Task brief — Search the material below for the string "name" and list each line that holds it.

Information shown —
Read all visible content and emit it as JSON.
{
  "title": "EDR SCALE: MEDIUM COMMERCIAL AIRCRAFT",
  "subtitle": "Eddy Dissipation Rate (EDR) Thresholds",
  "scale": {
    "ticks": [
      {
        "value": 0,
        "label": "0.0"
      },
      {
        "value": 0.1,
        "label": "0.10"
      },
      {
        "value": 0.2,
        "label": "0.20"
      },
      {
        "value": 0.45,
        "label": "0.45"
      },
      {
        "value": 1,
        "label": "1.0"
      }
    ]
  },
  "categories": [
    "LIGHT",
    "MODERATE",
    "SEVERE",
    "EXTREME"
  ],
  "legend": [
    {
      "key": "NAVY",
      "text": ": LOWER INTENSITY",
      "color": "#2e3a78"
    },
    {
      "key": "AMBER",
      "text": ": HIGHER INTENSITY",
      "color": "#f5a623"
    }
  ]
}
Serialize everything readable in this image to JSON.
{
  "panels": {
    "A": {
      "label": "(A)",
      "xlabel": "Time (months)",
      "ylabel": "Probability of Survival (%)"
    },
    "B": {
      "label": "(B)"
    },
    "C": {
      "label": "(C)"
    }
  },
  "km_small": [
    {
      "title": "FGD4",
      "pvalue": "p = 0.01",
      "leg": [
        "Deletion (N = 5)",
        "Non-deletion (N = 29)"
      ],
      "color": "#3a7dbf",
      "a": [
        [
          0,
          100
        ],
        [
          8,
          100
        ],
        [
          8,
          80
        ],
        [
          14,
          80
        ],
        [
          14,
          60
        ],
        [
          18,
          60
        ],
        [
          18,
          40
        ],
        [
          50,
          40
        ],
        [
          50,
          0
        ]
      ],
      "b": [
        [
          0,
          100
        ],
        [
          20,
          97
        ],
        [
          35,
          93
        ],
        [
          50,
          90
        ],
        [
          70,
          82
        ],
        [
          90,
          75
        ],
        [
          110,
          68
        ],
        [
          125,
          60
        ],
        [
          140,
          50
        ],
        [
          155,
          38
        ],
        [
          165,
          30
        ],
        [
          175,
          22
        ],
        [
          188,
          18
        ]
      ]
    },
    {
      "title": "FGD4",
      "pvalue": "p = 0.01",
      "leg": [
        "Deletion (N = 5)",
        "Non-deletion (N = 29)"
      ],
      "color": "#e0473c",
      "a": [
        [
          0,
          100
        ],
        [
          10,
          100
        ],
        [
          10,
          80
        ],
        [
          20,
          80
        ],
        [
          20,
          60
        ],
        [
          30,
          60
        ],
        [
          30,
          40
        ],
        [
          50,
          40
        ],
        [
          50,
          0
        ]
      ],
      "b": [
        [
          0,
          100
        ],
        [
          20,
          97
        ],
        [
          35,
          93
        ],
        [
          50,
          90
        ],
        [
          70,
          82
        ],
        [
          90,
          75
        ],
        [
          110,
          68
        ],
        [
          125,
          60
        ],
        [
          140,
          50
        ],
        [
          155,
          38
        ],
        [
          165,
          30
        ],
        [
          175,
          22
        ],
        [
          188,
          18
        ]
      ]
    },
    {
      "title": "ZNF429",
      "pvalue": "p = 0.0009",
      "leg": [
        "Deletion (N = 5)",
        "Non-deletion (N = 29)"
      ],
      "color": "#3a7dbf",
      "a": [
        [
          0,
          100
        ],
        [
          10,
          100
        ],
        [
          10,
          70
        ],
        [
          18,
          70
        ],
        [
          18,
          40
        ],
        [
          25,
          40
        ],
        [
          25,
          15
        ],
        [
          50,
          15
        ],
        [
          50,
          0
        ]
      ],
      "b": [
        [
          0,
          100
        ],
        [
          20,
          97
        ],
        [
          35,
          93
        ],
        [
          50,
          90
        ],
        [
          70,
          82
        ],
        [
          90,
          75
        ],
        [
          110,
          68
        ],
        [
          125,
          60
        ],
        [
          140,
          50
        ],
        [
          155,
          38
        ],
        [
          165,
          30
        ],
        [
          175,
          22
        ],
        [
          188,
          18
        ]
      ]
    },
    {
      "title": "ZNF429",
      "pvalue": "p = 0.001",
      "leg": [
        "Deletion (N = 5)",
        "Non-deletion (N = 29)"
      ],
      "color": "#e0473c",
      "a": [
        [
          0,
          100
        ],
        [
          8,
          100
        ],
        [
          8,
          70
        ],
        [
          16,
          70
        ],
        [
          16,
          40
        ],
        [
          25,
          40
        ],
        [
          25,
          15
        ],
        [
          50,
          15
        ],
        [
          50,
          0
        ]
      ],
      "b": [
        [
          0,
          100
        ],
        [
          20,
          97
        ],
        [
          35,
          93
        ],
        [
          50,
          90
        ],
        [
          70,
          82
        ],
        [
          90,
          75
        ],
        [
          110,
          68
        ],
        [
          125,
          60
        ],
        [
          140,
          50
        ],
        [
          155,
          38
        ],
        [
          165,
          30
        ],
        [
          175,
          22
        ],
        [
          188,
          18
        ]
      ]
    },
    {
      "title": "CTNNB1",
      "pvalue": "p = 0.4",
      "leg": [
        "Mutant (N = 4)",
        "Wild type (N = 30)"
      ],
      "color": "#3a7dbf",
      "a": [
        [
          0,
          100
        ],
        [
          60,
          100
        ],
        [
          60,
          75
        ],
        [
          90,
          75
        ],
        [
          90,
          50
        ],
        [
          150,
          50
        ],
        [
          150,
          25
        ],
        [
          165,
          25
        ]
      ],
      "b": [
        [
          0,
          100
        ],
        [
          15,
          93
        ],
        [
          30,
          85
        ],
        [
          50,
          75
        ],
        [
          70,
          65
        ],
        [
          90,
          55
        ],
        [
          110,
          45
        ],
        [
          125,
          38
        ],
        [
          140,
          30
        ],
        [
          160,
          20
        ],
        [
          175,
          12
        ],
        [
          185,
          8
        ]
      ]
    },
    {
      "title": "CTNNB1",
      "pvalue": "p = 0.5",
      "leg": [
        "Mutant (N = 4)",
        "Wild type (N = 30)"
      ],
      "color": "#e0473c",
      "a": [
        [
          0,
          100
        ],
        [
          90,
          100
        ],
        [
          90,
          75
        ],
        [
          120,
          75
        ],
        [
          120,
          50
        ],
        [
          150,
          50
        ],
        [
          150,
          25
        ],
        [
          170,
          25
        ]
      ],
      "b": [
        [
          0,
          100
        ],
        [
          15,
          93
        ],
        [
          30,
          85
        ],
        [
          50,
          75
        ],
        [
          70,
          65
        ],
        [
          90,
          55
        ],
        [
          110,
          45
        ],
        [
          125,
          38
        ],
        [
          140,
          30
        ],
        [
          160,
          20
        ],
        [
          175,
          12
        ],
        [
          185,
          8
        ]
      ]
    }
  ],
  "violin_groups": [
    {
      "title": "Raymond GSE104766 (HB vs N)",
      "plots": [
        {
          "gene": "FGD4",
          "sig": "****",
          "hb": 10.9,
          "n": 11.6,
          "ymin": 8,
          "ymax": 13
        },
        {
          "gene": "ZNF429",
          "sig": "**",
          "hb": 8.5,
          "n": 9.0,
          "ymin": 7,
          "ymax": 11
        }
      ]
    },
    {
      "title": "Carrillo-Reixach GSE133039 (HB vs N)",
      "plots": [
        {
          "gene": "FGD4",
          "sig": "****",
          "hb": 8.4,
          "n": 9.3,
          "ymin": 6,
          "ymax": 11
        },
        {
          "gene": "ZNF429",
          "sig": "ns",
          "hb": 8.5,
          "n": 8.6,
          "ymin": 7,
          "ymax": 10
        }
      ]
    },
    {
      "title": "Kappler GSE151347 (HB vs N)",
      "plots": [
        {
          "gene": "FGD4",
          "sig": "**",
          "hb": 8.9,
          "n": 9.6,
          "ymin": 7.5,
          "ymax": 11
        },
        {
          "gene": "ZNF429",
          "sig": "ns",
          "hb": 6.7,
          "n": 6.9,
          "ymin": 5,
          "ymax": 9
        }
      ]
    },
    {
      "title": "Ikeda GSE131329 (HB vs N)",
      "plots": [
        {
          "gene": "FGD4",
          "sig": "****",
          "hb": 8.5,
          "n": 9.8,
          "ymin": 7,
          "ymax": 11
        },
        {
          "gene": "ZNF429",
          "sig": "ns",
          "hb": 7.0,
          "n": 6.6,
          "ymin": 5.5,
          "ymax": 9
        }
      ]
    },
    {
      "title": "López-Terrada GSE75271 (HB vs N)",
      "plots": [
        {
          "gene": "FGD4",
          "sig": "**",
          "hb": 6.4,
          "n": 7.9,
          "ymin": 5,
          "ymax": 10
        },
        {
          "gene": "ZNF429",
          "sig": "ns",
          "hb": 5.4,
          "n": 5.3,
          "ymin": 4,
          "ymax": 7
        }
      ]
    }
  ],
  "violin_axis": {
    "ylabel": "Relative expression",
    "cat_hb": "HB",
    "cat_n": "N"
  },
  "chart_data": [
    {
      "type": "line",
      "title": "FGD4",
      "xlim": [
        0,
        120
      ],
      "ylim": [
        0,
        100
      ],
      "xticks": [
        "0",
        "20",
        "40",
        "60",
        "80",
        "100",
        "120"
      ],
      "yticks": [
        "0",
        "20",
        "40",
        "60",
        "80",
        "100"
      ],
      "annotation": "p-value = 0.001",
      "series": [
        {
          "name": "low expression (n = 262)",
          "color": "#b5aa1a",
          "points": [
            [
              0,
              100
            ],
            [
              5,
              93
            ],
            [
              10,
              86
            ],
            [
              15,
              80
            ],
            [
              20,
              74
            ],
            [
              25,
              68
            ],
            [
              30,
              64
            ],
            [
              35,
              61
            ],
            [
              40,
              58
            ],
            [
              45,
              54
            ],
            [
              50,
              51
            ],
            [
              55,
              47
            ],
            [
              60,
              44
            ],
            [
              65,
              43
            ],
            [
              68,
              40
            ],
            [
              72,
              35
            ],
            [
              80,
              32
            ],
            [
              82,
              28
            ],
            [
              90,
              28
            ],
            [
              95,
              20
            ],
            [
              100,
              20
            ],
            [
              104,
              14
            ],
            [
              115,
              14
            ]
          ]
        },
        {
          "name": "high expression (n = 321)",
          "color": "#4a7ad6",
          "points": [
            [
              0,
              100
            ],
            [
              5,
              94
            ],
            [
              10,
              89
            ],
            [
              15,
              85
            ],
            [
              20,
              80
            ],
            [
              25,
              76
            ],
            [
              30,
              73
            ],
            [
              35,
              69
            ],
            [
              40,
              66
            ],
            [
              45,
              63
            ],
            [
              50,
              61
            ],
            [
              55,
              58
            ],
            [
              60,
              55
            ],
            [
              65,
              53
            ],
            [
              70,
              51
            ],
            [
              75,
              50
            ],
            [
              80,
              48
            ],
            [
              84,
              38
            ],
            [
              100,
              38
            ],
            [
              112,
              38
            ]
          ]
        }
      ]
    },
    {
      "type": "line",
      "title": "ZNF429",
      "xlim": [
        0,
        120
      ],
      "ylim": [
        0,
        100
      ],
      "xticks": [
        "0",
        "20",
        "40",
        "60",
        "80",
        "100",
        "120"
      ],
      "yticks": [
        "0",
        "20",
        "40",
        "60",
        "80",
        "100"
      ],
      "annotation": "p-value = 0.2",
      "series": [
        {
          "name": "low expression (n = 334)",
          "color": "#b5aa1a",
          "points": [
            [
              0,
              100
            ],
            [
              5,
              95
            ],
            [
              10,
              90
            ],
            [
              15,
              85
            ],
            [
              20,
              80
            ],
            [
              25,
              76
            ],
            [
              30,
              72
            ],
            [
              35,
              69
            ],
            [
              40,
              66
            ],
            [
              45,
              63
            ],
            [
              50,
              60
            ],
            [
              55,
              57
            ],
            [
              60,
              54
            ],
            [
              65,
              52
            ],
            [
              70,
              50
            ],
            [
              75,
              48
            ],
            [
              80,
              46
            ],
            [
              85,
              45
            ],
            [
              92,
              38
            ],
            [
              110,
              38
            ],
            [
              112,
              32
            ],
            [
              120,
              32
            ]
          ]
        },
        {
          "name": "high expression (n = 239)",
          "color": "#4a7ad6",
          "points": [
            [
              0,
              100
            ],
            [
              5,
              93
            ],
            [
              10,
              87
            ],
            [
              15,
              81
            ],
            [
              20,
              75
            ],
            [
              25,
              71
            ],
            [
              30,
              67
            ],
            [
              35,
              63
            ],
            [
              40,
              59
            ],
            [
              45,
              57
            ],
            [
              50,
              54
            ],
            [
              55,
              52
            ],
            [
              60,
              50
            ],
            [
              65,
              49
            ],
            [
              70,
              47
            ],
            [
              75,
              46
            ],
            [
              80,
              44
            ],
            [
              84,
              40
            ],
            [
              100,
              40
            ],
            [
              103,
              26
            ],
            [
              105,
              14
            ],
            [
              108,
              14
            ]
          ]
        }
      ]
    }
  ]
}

The reply —
          "name": "low expression (n = 262)",
          "name": "high expression (n = 321)",
          "name": "low expression (n = 334)",
          "name": "high expression (n = 239)",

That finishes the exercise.